(Data records)
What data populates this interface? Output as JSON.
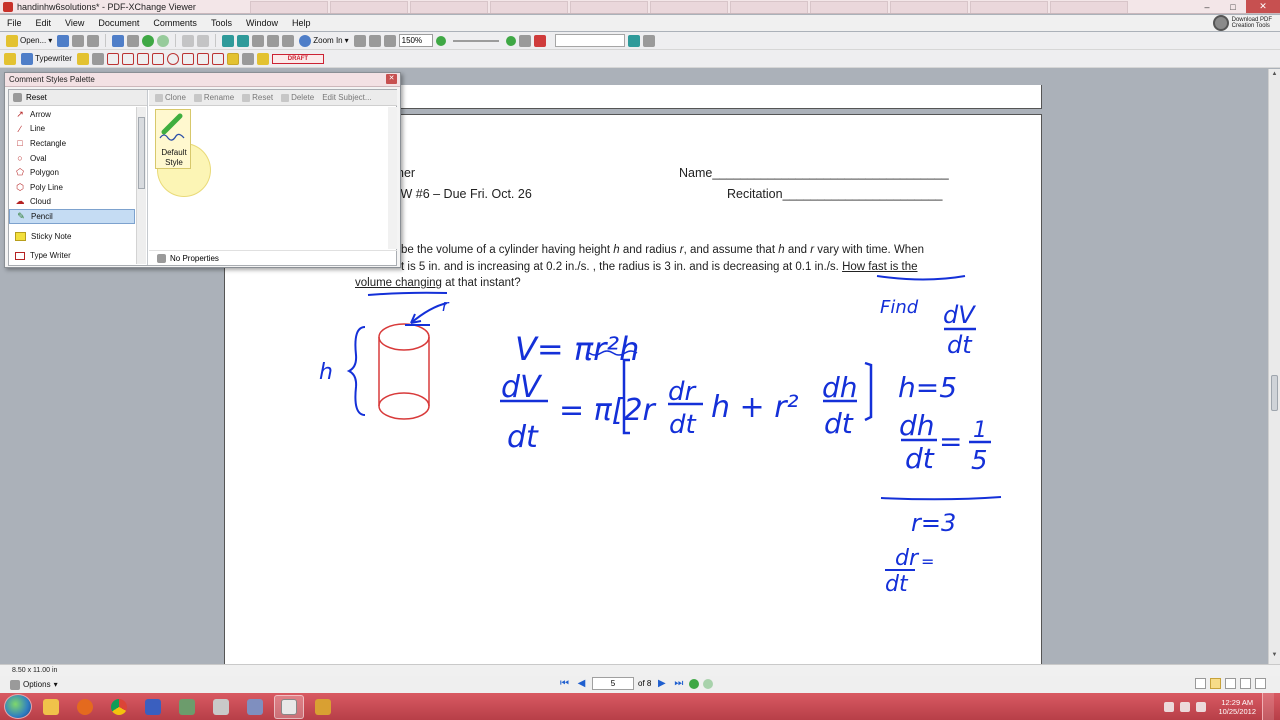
{
  "window": {
    "title": "handinhw6solutions* - PDF-XChange Viewer"
  },
  "menu": [
    "File",
    "Edit",
    "View",
    "Document",
    "Comments",
    "Tools",
    "Window",
    "Help"
  ],
  "promo": {
    "line1": "Download PDF",
    "line2": "Creation Tools"
  },
  "toolbar": {
    "open_label": "Open...",
    "zoom_in_label": "Zoom In",
    "zoom_value": "150%",
    "typewriter_label": "Typewriter",
    "draft_label": "DRAFT"
  },
  "palette": {
    "title": "Comment Styles Palette",
    "reset_label": "Reset",
    "tools": [
      {
        "label": "Arrow",
        "icon": "arrow-icon"
      },
      {
        "label": "Line",
        "icon": "line-icon"
      },
      {
        "label": "Rectangle",
        "icon": "rectangle-icon"
      },
      {
        "label": "Oval",
        "icon": "oval-icon"
      },
      {
        "label": "Polygon",
        "icon": "polygon-icon"
      },
      {
        "label": "Poly Line",
        "icon": "polyline-icon"
      },
      {
        "label": "Cloud",
        "icon": "cloud-icon"
      },
      {
        "label": "Pencil",
        "icon": "pencil-icon",
        "selected": true
      },
      {
        "label": "Sticky Note",
        "icon": "sticky-note-icon"
      },
      {
        "label": "Type Writer",
        "icon": "typewriter-icon"
      }
    ],
    "actions": [
      "Clone",
      "Rename",
      "Reset",
      "Delete",
      "Edit Subject..."
    ],
    "style_name_line1": "Default",
    "style_name_line2": "Style",
    "no_properties": "No Properties"
  },
  "document": {
    "header_left_1": "her",
    "header_left_2": "IW #6 – Due Fri. Oct. 26",
    "name_label": "Name__________________________________",
    "recitation_label": "Recitation_______________________",
    "problem_line1_a": " be the volume of a cylinder having height ",
    "problem_line1_h": "h",
    "problem_line1_b": " and radius ",
    "problem_line1_r": "r",
    "problem_line1_c": ", and assume that ",
    "problem_line1_h2": "h",
    "problem_line1_d": " and ",
    "problem_line1_r2": "r",
    "problem_line1_e": " vary with time.  When",
    "problem_line2_a": "t is 5 in. and is increasing at 0.2 in./s. , the radius is 3 in. and is decreasing at 0.1 in./s.  ",
    "problem_line2_u": "How fast is the",
    "problem_line3_u": "volume changing",
    "problem_line3_b": " at that instant?"
  },
  "handwriting": {
    "h_label": "h",
    "r_label": "r",
    "volume_formula": "V= πr²h",
    "find": "Find",
    "dV": "dV",
    "dt": "dt",
    "h5": "h=5",
    "dh": "dh",
    "eq_one_fifth_num": "1",
    "eq_one_fifth_den": "5",
    "r3": "r=3",
    "dr": "dr",
    "derivative_lhs_dV": "dV",
    "derivative_lhs_dt": "dt",
    "derivative_rhs": "= π[2r",
    "derivative_h": "h + r²",
    "colors": {
      "ink": "#1430d8",
      "cylinder": "#d83a3a"
    }
  },
  "status": {
    "page_size": "8.50 x 11.00 in",
    "options_label": "Options",
    "current_page": "5",
    "page_count": "of 8"
  },
  "taskbar": {
    "time": "12:29 AM",
    "date": "10/25/2012",
    "apps": [
      "explorer-icon",
      "firefox-icon",
      "chrome-icon",
      "xchange-icon",
      "game-icon",
      "calculator-icon",
      "paint-icon",
      "pdf-viewer-icon",
      "folder-icon"
    ]
  }
}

Short task – Pictures in the records must not appear in the copy; transcribe everything else precisely.

Problem solution –
What data populates this interface? Output as JSON.
{
  "window": {
    "title": "handinhw6solutions* - PDF-XChange Viewer"
  },
  "menu": [
    "File",
    "Edit",
    "View",
    "Document",
    "Comments",
    "Tools",
    "Window",
    "Help"
  ],
  "promo": {
    "line1": "Download PDF",
    "line2": "Creation Tools"
  },
  "toolbar": {
    "open_label": "Open...",
    "zoom_in_label": "Zoom In",
    "zoom_value": "150%",
    "typewriter_label": "Typewriter",
    "draft_label": "DRAFT"
  },
  "palette": {
    "title": "Comment Styles Palette",
    "reset_label": "Reset",
    "tools": [
      {
        "label": "Arrow",
        "icon": "arrow-icon"
      },
      {
        "label": "Line",
        "icon": "line-icon"
      },
      {
        "label": "Rectangle",
        "icon": "rectangle-icon"
      },
      {
        "label": "Oval",
        "icon": "oval-icon"
      },
      {
        "label": "Polygon",
        "icon": "polygon-icon"
      },
      {
        "label": "Poly Line",
        "icon": "polyline-icon"
      },
      {
        "label": "Cloud",
        "icon": "cloud-icon"
      },
      {
        "label": "Pencil",
        "icon": "pencil-icon",
        "selected": true
      },
      {
        "label": "Sticky Note",
        "icon": "sticky-note-icon"
      },
      {
        "label": "Type Writer",
        "icon": "typewriter-icon"
      }
    ],
    "actions": [
      "Clone",
      "Rename",
      "Reset",
      "Delete",
      "Edit Subject..."
    ],
    "style_name_line1": "Default",
    "style_name_line2": "Style",
    "no_properties": "No Properties"
  },
  "document": {
    "header_left_1": "her",
    "header_left_2": "IW #6 – Due Fri. Oct. 26",
    "name_label": "Name__________________________________",
    "recitation_label": "Recitation_______________________",
    "problem_line1_a": " be the volume of a cylinder having height ",
    "problem_line1_h": "h",
    "problem_line1_b": " and radius ",
    "problem_line1_r": "r",
    "problem_line1_c": ", and assume that ",
    "problem_line1_h2": "h",
    "problem_line1_d": " and ",
    "problem_line1_r2": "r",
    "problem_line1_e": " vary with time.  When",
    "problem_line2_a": "t is 5 in. and is increasing at 0.2 in./s. , the radius is 3 in. and is decreasing at 0.1 in./s.  ",
    "problem_line2_u": "How fast is the",
    "problem_line3_u": "volume changing",
    "problem_line3_b": " at that instant?"
  },
  "handwriting": {
    "h_label": "h",
    "r_label": "r",
    "volume_formula": "V= πr²h",
    "find": "Find",
    "dV": "dV",
    "dt": "dt",
    "h5": "h=5",
    "dh": "dh",
    "eq_one_fifth_num": "1",
    "eq_one_fifth_den": "5",
    "r3": "r=3",
    "dr": "dr",
    "derivative_lhs_dV": "dV",
    "derivative_lhs_dt": "dt",
    "derivative_rhs": "= π[2r",
    "derivative_h": "h + r²",
    "colors": {
      "ink": "#1430d8",
      "cylinder": "#d83a3a"
    }
  },
  "status": {
    "page_size": "8.50 x 11.00 in",
    "options_label": "Options",
    "current_page": "5",
    "page_count": "of 8"
  },
  "taskbar": {
    "time": "12:29 AM",
    "date": "10/25/2012",
    "apps": [
      "explorer-icon",
      "firefox-icon",
      "chrome-icon",
      "xchange-icon",
      "game-icon",
      "calculator-icon",
      "paint-icon",
      "pdf-viewer-icon",
      "folder-icon"
    ]
  }
}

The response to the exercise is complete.